◆ **EXERCISE BRIEF**: State the number of lines with the string "δραστηριοποίησης" in them, and nothing else.

◆ **Stored data**:
-----
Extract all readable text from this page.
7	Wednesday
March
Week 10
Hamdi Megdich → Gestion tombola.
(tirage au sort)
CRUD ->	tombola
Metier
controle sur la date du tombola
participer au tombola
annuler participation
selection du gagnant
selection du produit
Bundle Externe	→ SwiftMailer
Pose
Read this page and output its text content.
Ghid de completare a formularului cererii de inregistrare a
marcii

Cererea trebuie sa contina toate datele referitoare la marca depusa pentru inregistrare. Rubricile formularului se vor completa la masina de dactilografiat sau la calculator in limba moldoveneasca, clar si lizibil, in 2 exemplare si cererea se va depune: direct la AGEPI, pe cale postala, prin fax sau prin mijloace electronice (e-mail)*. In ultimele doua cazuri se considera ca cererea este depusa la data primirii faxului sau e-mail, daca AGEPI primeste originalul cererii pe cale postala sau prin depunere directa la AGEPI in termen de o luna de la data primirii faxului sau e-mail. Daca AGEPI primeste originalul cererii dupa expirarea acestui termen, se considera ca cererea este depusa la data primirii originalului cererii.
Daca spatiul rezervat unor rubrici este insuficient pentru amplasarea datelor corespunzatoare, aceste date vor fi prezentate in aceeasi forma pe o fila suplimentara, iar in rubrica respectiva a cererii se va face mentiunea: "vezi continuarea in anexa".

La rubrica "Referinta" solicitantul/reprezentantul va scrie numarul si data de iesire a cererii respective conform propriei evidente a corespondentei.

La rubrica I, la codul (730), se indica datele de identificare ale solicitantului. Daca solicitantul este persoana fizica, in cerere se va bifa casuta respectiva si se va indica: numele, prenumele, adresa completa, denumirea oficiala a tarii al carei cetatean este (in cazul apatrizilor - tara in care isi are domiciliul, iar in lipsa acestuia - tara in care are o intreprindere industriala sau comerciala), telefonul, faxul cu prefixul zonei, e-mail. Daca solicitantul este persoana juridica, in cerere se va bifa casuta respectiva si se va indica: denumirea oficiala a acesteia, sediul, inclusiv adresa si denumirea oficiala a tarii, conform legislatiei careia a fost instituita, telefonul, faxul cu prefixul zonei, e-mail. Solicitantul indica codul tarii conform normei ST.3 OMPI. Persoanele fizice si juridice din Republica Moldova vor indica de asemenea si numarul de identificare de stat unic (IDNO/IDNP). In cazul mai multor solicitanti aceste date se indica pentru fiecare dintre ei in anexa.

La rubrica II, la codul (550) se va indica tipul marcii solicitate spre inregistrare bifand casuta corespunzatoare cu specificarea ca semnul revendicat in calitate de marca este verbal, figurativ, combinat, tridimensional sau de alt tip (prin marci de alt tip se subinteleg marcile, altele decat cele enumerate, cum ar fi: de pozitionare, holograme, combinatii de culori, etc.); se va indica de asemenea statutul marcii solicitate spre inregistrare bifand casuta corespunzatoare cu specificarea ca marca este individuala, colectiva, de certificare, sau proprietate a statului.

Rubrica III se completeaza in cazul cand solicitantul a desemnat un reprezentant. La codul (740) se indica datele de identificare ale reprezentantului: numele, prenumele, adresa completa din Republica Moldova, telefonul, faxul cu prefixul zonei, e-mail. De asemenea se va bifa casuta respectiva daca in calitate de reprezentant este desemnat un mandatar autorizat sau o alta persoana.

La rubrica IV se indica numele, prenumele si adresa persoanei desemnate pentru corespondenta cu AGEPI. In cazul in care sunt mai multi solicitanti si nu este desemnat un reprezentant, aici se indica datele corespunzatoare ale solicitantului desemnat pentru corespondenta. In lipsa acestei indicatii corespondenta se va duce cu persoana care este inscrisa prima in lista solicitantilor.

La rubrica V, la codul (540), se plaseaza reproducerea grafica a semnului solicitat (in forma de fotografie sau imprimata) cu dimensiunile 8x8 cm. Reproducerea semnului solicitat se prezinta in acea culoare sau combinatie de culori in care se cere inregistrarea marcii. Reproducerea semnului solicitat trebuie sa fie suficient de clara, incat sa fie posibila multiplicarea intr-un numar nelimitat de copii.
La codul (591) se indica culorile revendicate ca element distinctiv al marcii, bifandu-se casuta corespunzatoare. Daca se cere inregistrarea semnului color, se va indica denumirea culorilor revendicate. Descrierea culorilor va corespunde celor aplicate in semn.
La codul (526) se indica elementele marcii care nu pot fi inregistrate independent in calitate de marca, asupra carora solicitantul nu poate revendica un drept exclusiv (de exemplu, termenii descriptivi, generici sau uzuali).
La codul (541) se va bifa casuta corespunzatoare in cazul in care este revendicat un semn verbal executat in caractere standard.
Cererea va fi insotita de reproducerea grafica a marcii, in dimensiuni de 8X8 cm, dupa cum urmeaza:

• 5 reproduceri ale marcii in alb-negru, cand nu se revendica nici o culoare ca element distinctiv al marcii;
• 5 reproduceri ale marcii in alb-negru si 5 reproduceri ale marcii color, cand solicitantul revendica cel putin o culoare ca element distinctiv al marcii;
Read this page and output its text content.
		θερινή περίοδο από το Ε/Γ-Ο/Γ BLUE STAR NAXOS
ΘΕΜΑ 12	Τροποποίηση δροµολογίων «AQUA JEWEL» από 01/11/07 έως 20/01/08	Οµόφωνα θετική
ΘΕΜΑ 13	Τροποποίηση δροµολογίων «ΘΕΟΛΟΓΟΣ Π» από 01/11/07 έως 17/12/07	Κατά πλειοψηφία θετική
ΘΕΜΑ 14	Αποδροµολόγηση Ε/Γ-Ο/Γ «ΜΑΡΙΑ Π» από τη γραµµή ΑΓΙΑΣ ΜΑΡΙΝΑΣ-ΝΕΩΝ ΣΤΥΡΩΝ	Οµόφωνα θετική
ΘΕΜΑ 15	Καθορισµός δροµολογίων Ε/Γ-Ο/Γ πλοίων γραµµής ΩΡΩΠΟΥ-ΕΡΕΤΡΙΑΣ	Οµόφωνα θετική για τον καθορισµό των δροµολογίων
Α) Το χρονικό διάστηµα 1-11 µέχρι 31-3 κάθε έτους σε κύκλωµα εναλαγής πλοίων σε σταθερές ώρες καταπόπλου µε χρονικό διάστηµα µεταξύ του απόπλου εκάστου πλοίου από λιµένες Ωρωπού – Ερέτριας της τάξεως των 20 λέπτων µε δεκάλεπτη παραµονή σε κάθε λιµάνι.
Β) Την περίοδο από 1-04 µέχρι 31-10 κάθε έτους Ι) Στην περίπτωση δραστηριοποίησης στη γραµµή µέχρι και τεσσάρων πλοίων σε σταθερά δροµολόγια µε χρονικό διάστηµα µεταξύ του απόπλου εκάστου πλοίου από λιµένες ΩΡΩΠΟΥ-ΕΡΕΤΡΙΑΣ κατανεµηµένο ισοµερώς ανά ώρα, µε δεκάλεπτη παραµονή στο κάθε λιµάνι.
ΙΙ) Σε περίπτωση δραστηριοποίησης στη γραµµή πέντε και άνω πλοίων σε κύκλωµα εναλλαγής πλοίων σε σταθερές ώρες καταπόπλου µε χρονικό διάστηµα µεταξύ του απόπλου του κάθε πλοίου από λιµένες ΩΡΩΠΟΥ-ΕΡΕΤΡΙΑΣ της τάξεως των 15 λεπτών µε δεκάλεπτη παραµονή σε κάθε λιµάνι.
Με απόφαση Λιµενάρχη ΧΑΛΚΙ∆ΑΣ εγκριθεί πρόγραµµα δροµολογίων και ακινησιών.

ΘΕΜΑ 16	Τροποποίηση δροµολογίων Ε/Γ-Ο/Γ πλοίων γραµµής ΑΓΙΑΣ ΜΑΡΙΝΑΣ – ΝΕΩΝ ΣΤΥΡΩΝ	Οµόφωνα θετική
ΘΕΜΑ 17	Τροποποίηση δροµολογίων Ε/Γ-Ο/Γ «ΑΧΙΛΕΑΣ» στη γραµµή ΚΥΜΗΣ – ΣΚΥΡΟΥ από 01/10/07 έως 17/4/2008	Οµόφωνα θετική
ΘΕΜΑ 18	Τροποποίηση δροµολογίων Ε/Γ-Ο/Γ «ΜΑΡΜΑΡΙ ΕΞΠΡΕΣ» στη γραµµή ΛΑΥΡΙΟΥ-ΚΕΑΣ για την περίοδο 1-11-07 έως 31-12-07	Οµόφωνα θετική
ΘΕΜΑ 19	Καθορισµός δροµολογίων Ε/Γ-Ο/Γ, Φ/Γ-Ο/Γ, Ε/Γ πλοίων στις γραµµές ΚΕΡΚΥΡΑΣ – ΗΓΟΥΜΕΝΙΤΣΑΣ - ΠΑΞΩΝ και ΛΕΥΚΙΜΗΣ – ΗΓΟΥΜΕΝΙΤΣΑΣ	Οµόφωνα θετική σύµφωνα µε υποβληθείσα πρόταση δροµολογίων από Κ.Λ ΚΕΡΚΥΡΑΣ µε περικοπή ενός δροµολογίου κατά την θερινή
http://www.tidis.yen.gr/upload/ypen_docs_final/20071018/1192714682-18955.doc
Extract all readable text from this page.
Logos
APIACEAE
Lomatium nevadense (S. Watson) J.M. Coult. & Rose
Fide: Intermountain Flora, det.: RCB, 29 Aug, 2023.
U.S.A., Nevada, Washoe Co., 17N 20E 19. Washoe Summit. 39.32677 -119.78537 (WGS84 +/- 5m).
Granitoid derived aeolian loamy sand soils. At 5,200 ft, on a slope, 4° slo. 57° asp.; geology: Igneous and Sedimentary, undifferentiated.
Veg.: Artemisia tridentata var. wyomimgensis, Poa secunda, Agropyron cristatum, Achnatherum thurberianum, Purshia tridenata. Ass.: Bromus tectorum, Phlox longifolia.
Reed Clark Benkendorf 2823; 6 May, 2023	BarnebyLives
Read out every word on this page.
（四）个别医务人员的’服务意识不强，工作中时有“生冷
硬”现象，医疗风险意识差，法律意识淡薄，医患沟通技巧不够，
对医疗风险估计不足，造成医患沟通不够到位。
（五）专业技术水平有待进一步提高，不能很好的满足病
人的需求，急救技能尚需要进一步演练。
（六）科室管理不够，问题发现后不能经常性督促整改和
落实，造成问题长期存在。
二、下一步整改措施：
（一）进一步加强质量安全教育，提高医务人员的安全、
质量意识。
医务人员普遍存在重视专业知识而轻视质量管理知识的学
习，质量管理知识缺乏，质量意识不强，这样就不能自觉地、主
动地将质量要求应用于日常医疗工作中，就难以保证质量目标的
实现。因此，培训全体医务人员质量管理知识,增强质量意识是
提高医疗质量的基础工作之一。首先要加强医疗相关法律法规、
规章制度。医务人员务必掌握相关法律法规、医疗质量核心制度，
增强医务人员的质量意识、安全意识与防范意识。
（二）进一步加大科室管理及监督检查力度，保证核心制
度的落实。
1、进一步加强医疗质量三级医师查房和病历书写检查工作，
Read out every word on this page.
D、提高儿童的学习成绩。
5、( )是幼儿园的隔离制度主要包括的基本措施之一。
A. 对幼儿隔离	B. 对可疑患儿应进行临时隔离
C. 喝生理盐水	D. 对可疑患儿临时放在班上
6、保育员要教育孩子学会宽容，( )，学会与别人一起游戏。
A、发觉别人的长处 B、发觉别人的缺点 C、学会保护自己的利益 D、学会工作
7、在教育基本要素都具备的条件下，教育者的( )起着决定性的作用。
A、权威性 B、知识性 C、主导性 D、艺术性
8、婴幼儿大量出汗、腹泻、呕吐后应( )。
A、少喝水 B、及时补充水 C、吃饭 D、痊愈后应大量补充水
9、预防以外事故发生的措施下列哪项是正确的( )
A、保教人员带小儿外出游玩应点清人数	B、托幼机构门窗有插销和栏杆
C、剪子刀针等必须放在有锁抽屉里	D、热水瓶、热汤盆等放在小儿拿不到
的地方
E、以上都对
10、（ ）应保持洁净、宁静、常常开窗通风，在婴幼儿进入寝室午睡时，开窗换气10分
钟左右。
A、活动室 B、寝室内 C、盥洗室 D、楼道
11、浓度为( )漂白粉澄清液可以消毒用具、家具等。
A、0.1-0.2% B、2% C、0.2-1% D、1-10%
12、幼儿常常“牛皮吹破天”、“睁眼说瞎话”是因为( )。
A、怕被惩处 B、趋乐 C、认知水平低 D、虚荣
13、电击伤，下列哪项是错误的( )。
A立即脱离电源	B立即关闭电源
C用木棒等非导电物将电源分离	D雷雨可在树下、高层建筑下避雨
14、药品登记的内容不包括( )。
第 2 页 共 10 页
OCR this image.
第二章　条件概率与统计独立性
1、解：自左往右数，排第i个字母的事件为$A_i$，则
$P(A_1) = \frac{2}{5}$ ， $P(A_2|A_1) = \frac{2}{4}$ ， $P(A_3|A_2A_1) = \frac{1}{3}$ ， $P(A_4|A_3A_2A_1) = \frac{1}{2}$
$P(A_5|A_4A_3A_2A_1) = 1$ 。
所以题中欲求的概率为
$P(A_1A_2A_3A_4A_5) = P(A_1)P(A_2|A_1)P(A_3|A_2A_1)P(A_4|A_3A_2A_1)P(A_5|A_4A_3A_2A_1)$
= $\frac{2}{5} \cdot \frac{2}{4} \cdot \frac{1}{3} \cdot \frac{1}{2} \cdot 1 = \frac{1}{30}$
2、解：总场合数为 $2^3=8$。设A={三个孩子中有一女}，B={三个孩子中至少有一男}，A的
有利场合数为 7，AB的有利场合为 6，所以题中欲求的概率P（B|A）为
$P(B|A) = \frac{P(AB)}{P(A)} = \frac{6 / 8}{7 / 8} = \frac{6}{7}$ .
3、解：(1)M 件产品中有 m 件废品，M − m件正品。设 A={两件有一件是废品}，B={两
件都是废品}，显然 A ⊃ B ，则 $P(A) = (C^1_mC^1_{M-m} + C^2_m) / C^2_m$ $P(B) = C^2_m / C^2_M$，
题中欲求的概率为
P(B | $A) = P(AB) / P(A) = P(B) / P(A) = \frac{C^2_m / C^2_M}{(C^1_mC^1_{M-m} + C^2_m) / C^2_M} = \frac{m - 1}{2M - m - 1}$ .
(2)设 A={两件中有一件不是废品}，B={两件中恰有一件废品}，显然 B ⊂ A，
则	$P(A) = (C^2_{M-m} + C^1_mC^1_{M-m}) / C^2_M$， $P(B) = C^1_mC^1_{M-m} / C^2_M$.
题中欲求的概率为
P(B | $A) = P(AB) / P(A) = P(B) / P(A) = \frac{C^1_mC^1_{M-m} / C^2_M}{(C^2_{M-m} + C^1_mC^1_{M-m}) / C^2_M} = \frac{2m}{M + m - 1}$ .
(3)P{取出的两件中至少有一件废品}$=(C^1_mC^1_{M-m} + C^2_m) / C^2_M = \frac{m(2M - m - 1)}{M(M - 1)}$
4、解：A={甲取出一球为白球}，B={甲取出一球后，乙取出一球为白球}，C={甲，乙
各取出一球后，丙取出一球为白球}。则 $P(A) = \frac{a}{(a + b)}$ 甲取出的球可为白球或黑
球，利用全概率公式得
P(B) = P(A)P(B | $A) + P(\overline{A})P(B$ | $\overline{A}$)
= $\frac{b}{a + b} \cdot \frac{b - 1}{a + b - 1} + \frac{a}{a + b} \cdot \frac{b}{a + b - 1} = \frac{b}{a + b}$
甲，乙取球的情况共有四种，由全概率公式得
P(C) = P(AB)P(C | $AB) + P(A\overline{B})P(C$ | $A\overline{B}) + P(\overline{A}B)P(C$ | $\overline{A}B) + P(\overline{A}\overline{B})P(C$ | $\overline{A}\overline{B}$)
-----
◆ **EXERCISE SOLUTION**: 2